FRAGMENTO DEL TEXTO:
↓↓↓

El Govern de la Generalitat necesita aprobar los presupuestos de 2023. Muy cierto. Vamos tarde y mal. Pero más allá de la imperiosa necesidad de ERC de sacarlos adelante, en vistas a prolongar la legislatura de forma más o menos estable, y de paso mantener, y a ser posible incrementar, cargos y poltronas con las elecciones municipales a la vuelta de la esquina, es Cataluña la que los necesita como agua de mayo. El presupuesto para el ejercicio 2023 supera los 41.000 millones de euros. Sí, es verdad que siempre se pueden prorrogar los anteriores, pero no es la mejor solución.
Porque Cataluña, ahora mismo, tiene muchos problemas que solventar y muchas vías de agua que tapar; algunos de esos problemas son compartidos con el resto del Estado, pero otros son de índole propia. Veamos. Aunque en 2021, en plena pandemia, la tasa de riesgo de pobreza o exclusión social, que afectaba al 25,9% de la población, mejoró 0,8 puntos con respecto a 2020 (los datos son del Idescat), la privación material y social severa pasó del 8,0% al 9,0%. Ahora mismo esos datos no son mucho más tranquilizadores. Este digital, en artículo publicado el 23 de noviembre de 2022, cifraba, basándose en datos contrastados, que un 41,7% de los niños y adolescentes catalanes están en la pobreza o la o bordean.

↑↑↑

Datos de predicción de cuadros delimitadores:
↓↓↓

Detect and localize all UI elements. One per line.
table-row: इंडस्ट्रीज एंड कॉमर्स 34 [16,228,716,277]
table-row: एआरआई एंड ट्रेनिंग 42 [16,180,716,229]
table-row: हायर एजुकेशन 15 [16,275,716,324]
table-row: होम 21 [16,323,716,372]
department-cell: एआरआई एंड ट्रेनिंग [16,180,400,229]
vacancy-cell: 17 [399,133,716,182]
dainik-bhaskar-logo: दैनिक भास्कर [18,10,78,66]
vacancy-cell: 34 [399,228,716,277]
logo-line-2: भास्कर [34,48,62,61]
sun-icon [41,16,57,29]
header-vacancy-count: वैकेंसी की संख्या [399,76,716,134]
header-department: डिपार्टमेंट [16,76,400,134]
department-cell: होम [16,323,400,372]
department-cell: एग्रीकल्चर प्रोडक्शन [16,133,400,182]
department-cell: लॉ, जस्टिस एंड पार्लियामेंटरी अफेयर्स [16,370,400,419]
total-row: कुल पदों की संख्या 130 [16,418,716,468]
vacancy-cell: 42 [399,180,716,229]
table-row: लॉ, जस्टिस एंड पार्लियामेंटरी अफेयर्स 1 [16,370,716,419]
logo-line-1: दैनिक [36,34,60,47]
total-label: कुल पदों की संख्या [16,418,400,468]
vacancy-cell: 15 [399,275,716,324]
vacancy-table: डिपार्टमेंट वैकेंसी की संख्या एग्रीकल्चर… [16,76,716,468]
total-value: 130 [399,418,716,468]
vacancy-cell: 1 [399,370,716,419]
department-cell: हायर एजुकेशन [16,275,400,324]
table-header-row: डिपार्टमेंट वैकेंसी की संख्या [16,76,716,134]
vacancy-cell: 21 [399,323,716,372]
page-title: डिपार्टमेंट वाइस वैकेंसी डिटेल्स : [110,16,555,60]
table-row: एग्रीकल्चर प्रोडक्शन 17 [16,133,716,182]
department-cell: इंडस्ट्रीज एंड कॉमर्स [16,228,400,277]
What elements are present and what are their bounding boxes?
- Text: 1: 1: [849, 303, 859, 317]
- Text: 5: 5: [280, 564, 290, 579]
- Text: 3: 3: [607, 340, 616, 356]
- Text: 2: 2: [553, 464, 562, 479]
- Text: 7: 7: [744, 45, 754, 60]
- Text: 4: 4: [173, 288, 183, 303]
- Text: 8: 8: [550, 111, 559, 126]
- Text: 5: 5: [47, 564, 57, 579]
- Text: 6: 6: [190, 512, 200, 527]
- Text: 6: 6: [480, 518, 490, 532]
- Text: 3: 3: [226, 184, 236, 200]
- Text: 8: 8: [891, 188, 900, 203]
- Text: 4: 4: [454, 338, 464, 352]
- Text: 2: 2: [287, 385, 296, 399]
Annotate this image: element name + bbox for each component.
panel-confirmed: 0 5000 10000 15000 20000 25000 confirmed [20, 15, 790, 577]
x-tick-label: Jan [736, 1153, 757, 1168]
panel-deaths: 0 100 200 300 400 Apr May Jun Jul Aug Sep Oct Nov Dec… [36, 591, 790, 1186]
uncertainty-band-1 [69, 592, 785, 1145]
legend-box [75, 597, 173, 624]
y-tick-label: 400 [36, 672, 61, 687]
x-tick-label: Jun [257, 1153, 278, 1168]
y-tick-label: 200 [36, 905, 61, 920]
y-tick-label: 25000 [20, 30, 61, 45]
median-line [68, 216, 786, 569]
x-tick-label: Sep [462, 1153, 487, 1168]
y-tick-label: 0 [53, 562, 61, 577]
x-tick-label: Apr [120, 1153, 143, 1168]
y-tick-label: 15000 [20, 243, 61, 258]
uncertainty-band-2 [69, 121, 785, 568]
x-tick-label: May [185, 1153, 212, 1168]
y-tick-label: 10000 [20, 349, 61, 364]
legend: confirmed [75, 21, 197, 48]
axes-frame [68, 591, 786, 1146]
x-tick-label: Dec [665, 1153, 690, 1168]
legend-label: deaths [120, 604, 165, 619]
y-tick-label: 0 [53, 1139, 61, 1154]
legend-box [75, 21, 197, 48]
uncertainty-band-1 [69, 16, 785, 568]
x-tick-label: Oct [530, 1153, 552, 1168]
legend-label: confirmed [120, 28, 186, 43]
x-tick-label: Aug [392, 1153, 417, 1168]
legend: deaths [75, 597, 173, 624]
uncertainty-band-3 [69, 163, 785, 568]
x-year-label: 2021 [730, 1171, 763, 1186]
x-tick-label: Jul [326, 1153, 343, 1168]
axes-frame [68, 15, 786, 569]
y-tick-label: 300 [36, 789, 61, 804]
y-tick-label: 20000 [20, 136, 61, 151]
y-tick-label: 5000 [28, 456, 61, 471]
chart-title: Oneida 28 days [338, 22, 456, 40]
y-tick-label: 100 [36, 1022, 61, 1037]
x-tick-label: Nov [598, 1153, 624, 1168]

↑↑↑

REQUISITOS DEL EJERCICIO:
A) Resume en forma de lista el párrafo del fragmento que comienza con «El Govern de la Generalitat necesita» y conserva sus datos principales.
B) Reproduce sin cambios el pasaje del fragmento que comienza con "El Govern de" y sigue hasta "la mejor solución.".

RESULTADOS EN ORDEN:
A)
- La Generalitat necesita aprobar los presupuestos de 2023 y va con retraso.
- ERC quiere sacarlos adelante para prolongar la legislatura con cierta estabilidad y para mantener o aumentar cargos ante las próximas elecciones municipales.
- Por encima de ese interés, es Cataluña la que los necesita con urgencia.
- El presupuesto de 2023 supera los 41.000 millones de euros.
- Se pueden prorrogar los presupuestos anteriores, pero no es la mejor solución.

B)
El Govern de la Generalitat necesita aprobar los presupuestos de 2023. Muy cierto. Vamos tarde y mal. Pero más allá de la imperiosa necesidad de ERC de sacarlos adelante, en vistas a prolongar la legislatura de forma más o menos estable, y de paso mantener, y a ser posible incrementar, cargos y poltronas con las elecciones municipales a la vuelta de la esquina, es Cataluña la que los necesita como agua de mayo. El presupuesto para el ejercicio 2023 supera los 41.000 millones de euros. Sí, es verdad que siempre se pueden prorrogar los anteriores, pero no es la mejor solución.